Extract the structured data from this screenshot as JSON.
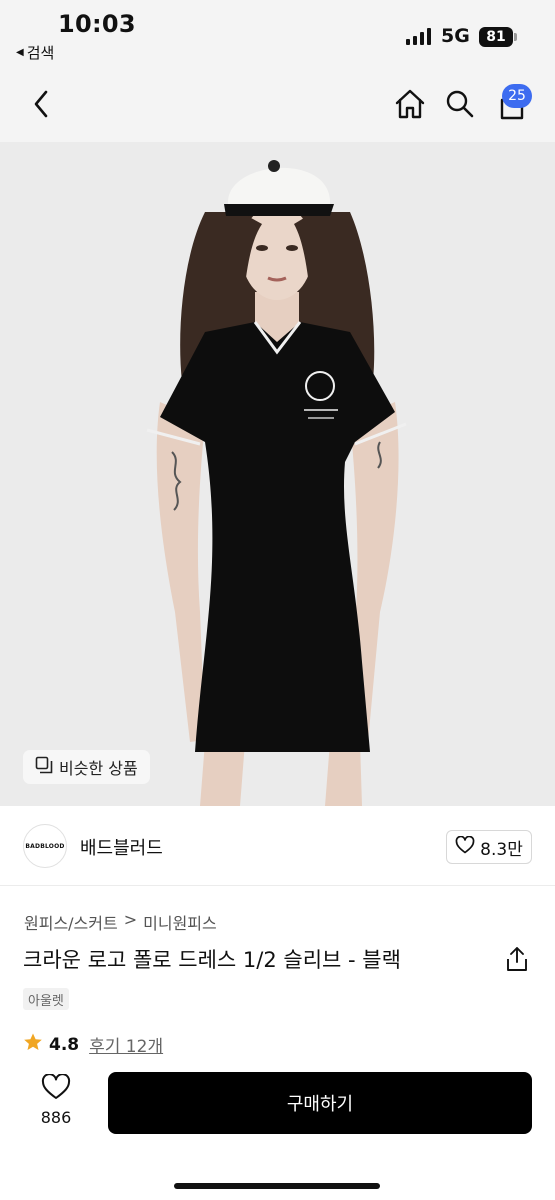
{
  "status_bar": {
    "time": "10:03",
    "back_app_label": "검색",
    "network": "5G",
    "battery": "81"
  },
  "nav": {
    "cart_count": "25",
    "icons": [
      "back-icon",
      "home-icon",
      "search-icon",
      "cart-icon"
    ]
  },
  "hero": {
    "similar_products_label": "비슷한 상품"
  },
  "brand": {
    "logo_text": "BADBLOOD",
    "name": "배드블러드",
    "like_count": "8.3만"
  },
  "product": {
    "breadcrumb": [
      "원피스/스커트",
      ">",
      "미니원피스"
    ],
    "title": "크라운 로고 폴로 드레스 1/2 슬리브 - 블랙",
    "tag": "아울렛",
    "rating": "4.8",
    "reviews_label": "후기 12개"
  },
  "bottom_bar": {
    "like_count": "886",
    "buy_label": "구매하기"
  },
  "colors": {
    "accent_badge": "#3d6cf0",
    "star": "#f0a623",
    "buy_button": "#000000"
  }
}
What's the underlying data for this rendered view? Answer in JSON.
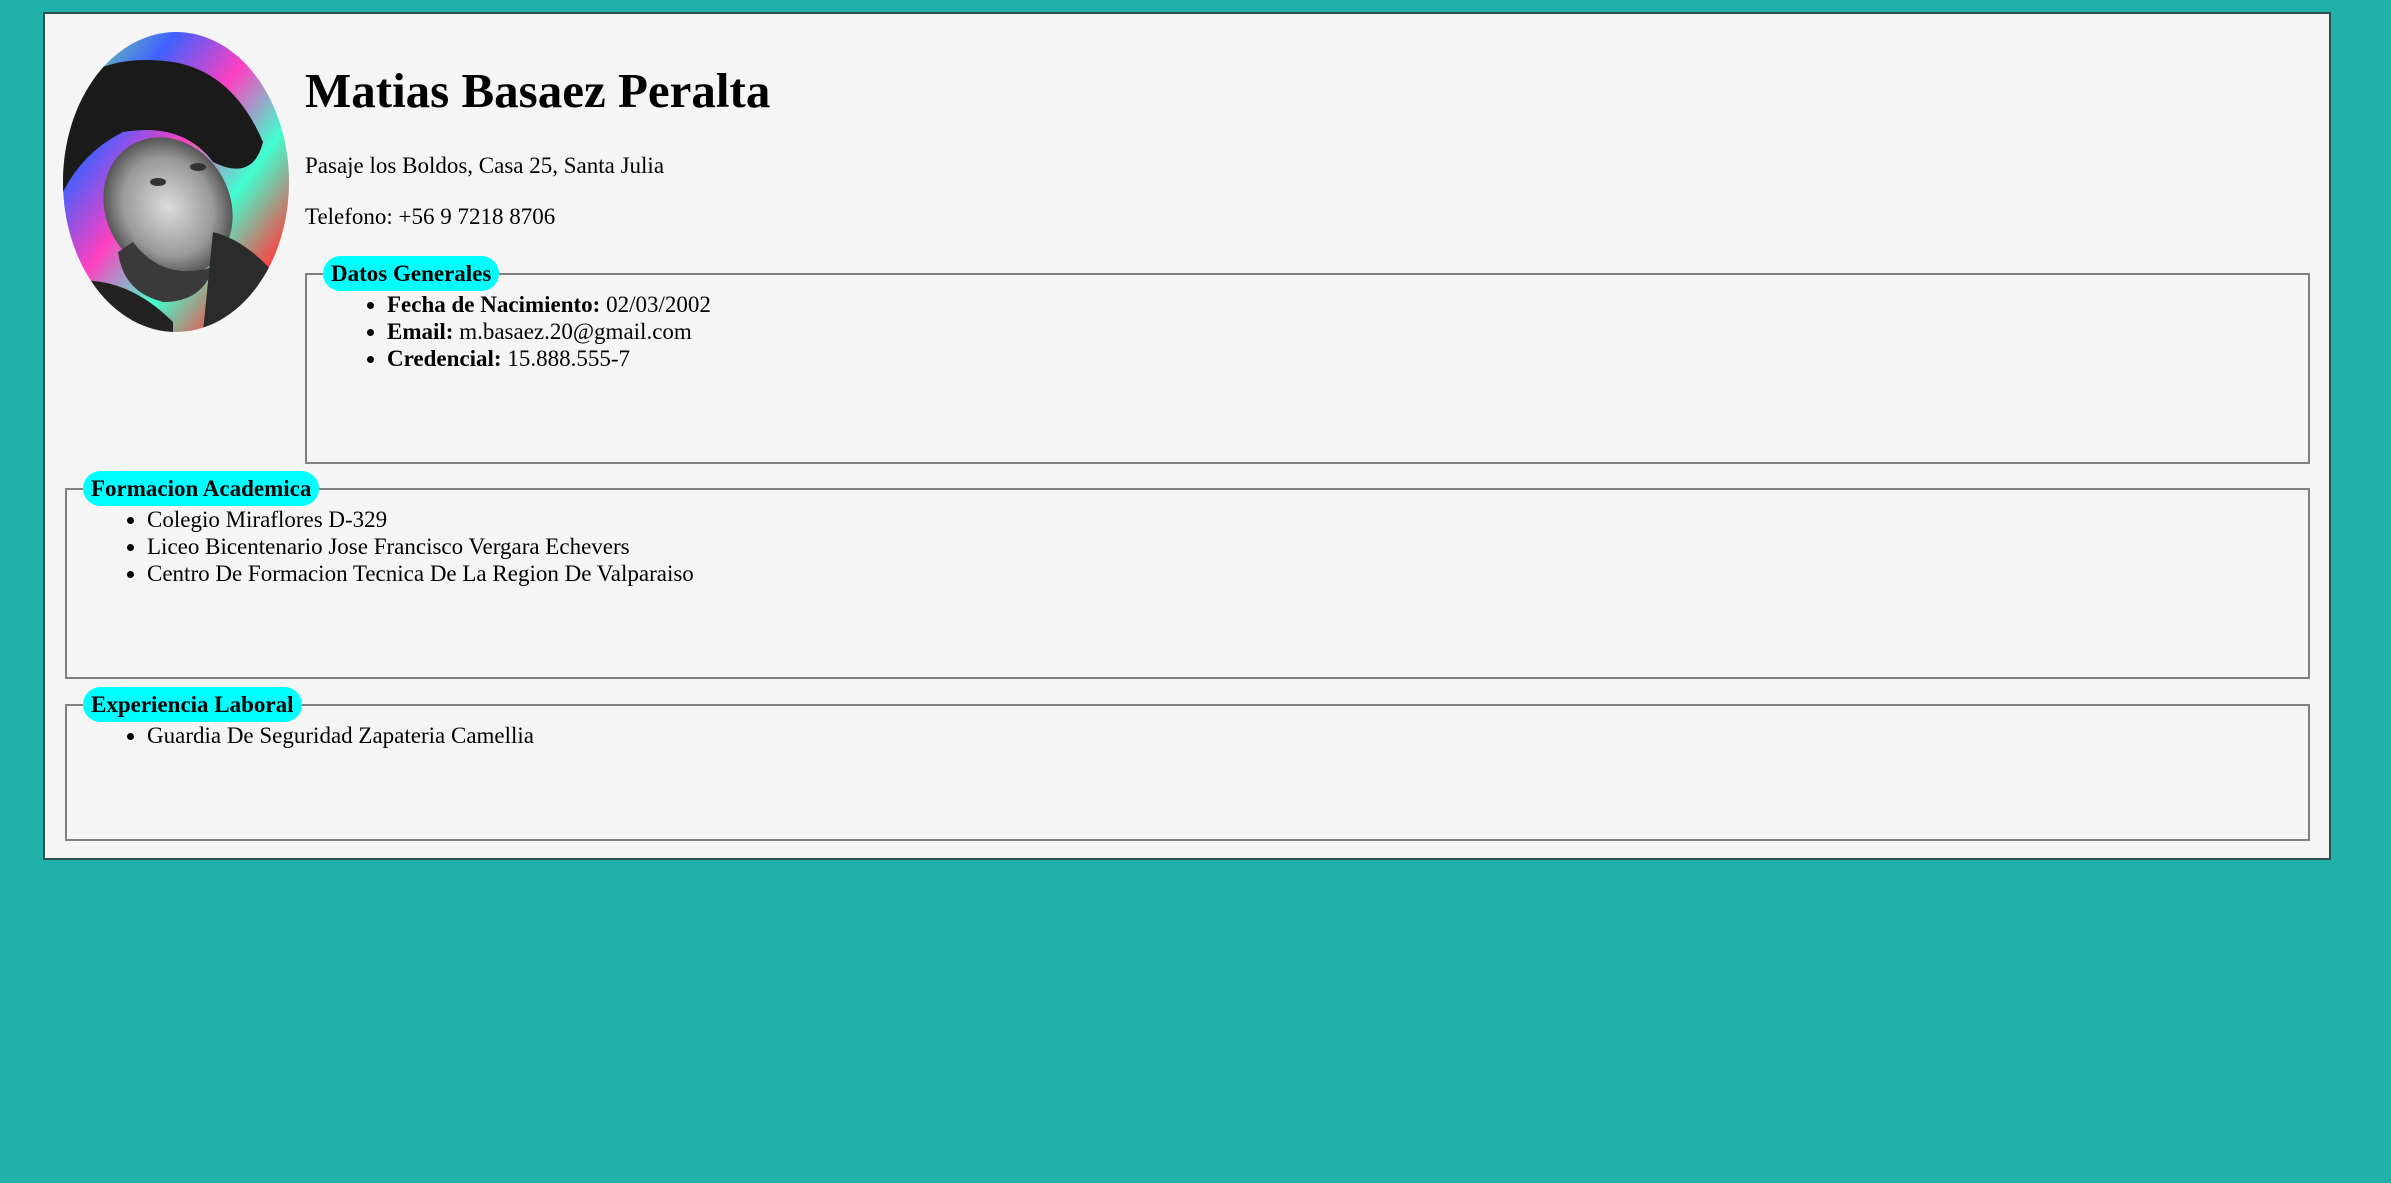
{
  "profile": {
    "name": "Matias Basaez Peralta",
    "address": "Pasaje los Boldos, Casa 25, Santa Julia",
    "phone": "Telefono: +56 9 7218 8706"
  },
  "datos_generales": {
    "legend": "Datos Generales",
    "items": [
      {
        "label": "Fecha de Nacimiento:",
        "value": "02/03/2002"
      },
      {
        "label": "Email:",
        "value": "m.basaez.20@gmail.com"
      },
      {
        "label": "Credencial:",
        "value": "15.888.555-7"
      }
    ]
  },
  "formacion_academica": {
    "legend": "Formacion Academica",
    "items": [
      "Colegio Miraflores D-329",
      "Liceo Bicentenario Jose Francisco Vergara Echevers",
      "Centro De Formacion Tecnica De La Region De Valparaiso"
    ]
  },
  "experiencia_laboral": {
    "legend": "Experiencia Laboral",
    "items": [
      "Guardia De Seguridad Zapateria Camellia"
    ]
  },
  "colors": {
    "page_background": "#20b2aa",
    "card_background": "#f5f5f5",
    "legend_background": "#00ffff",
    "fieldset_border": "#808080"
  }
}
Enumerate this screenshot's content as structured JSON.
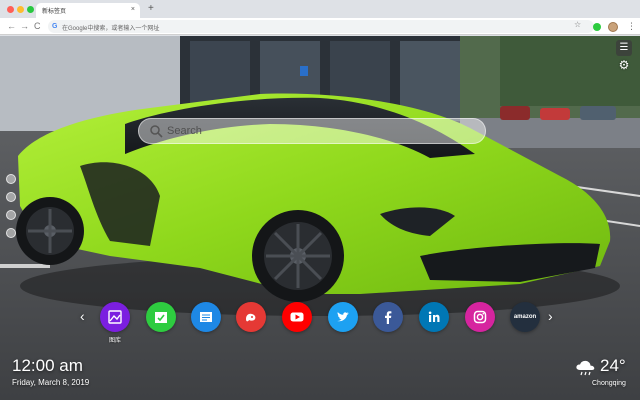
{
  "browser": {
    "tab_title": "新标签页",
    "tab_close": "×",
    "new_tab": "+",
    "back": "←",
    "forward": "→",
    "reload": "C",
    "omnibox_icon": "G",
    "omnibox_placeholder": "在Google中搜索，或者输入一个网址",
    "bookmark_icon": "☆",
    "menu_icon": "⋮"
  },
  "page": {
    "menu_icon": "hamburger-icon",
    "settings_icon": "gear-icon",
    "search_placeholder": "Search",
    "shortcut_prev": "‹",
    "shortcut_next": "›",
    "shortcuts": [
      {
        "name": "gallery",
        "label": "图库",
        "color": "#7b1fe0",
        "icon": "image-icon"
      },
      {
        "name": "tasks",
        "label": "",
        "color": "#2ecc40",
        "icon": "checklist-icon"
      },
      {
        "name": "notes",
        "label": "",
        "color": "#1e88e5",
        "icon": "notes-icon"
      },
      {
        "name": "games",
        "label": "",
        "color": "#e53935",
        "icon": "gamepad-icon"
      },
      {
        "name": "youtube",
        "label": "",
        "color": "#ff0000",
        "icon": "play-icon"
      },
      {
        "name": "twitter",
        "label": "",
        "color": "#1da1f2",
        "icon": "twitter-icon"
      },
      {
        "name": "facebook",
        "label": "",
        "color": "#3b5998",
        "icon": "facebook-icon"
      },
      {
        "name": "linkedin",
        "label": "",
        "color": "#0077b5",
        "icon": "linkedin-icon"
      },
      {
        "name": "instagram",
        "label": "",
        "color": "#d6249f",
        "icon": "instagram-icon"
      },
      {
        "name": "amazon",
        "label": "amazon",
        "color": "#232f3e",
        "icon": "amazon-icon"
      }
    ],
    "time": "12:00 am",
    "date": "Friday, March 8, 2019",
    "weather": {
      "icon": "cloud-rain-icon",
      "temperature": "24°",
      "city": "Chongqing"
    }
  }
}
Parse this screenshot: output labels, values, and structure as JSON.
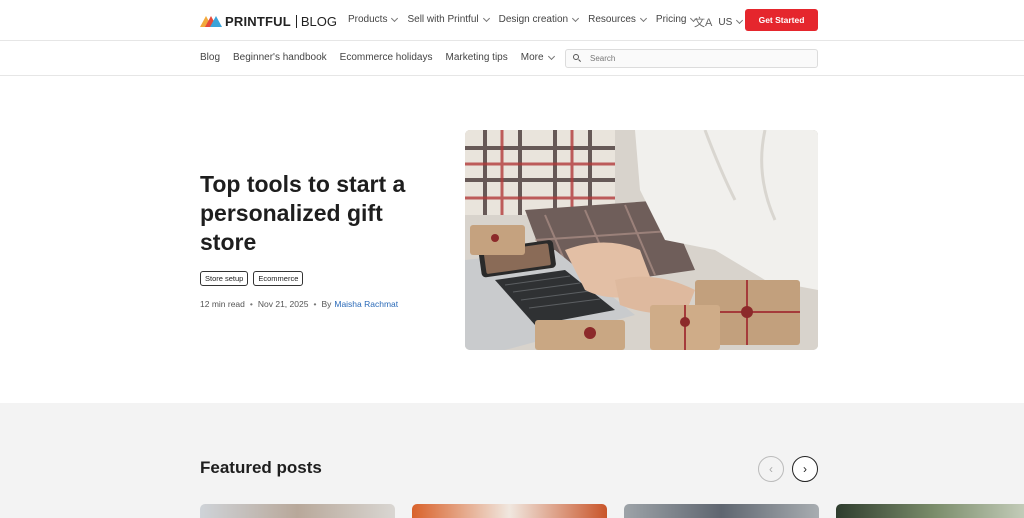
{
  "header": {
    "logo_text": "PRINTFUL",
    "logo_sub": "BLOG",
    "menu": [
      {
        "label": "Products"
      },
      {
        "label": "Sell with Printful"
      },
      {
        "label": "Design creation"
      },
      {
        "label": "Resources"
      },
      {
        "label": "Pricing"
      }
    ],
    "language_icon": "translate-icon",
    "language": "US",
    "cta_label": "Get Started"
  },
  "subnav": {
    "items": [
      {
        "label": "Blog"
      },
      {
        "label": "Beginner's handbook"
      },
      {
        "label": "Ecommerce holidays"
      },
      {
        "label": "Marketing tips"
      },
      {
        "label": "More"
      }
    ],
    "search_placeholder": "Search"
  },
  "hero": {
    "title": "Top tools to start a personalized gift store",
    "tags": [
      "Store setup",
      "Ecommerce"
    ],
    "read_time": "12 min read",
    "date": "Nov 21, 2025",
    "by": "By",
    "author": "Maisha Rachmat"
  },
  "featured": {
    "title": "Featured posts",
    "prev_icon": "chevron-left-icon",
    "next_icon": "chevron-right-icon"
  },
  "colors": {
    "accent": "#e5262d",
    "link": "#2a6ab8",
    "featured_bg": "#f3f3f3"
  }
}
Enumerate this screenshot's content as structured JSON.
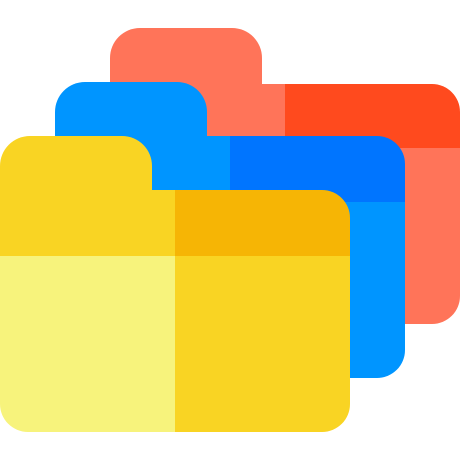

WRITTEN TASK: Starting at the line that contains "Parse this screenshot: output", write out every line through the end of the entries, both ends included, without any pictures.

TASK OUTPUT:
Parse this screenshot: output labels, values, and structure as JSON.
{
  "header": {
    "logo_text": "PRINTFUL",
    "logo_sub": "BLOG",
    "menu": [
      {
        "label": "Products"
      },
      {
        "label": "Sell with Printful"
      },
      {
        "label": "Design creation"
      },
      {
        "label": "Resources"
      },
      {
        "label": "Pricing"
      }
    ],
    "language_icon": "translate-icon",
    "language": "US",
    "cta_label": "Get Started"
  },
  "subnav": {
    "items": [
      {
        "label": "Blog"
      },
      {
        "label": "Beginner's handbook"
      },
      {
        "label": "Ecommerce holidays"
      },
      {
        "label": "Marketing tips"
      },
      {
        "label": "More"
      }
    ],
    "search_placeholder": "Search"
  },
  "hero": {
    "title": "Top tools to start a personalized gift store",
    "tags": [
      "Store setup",
      "Ecommerce"
    ],
    "read_time": "12 min read",
    "date": "Nov 21, 2025",
    "by": "By",
    "author": "Maisha Rachmat"
  },
  "featured": {
    "title": "Featured posts",
    "prev_icon": "chevron-left-icon",
    "next_icon": "chevron-right-icon"
  },
  "colors": {
    "accent": "#e5262d",
    "link": "#2a6ab8",
    "featured_bg": "#f3f3f3"
  }
}
Enumerate this screenshot's content as structured JSON.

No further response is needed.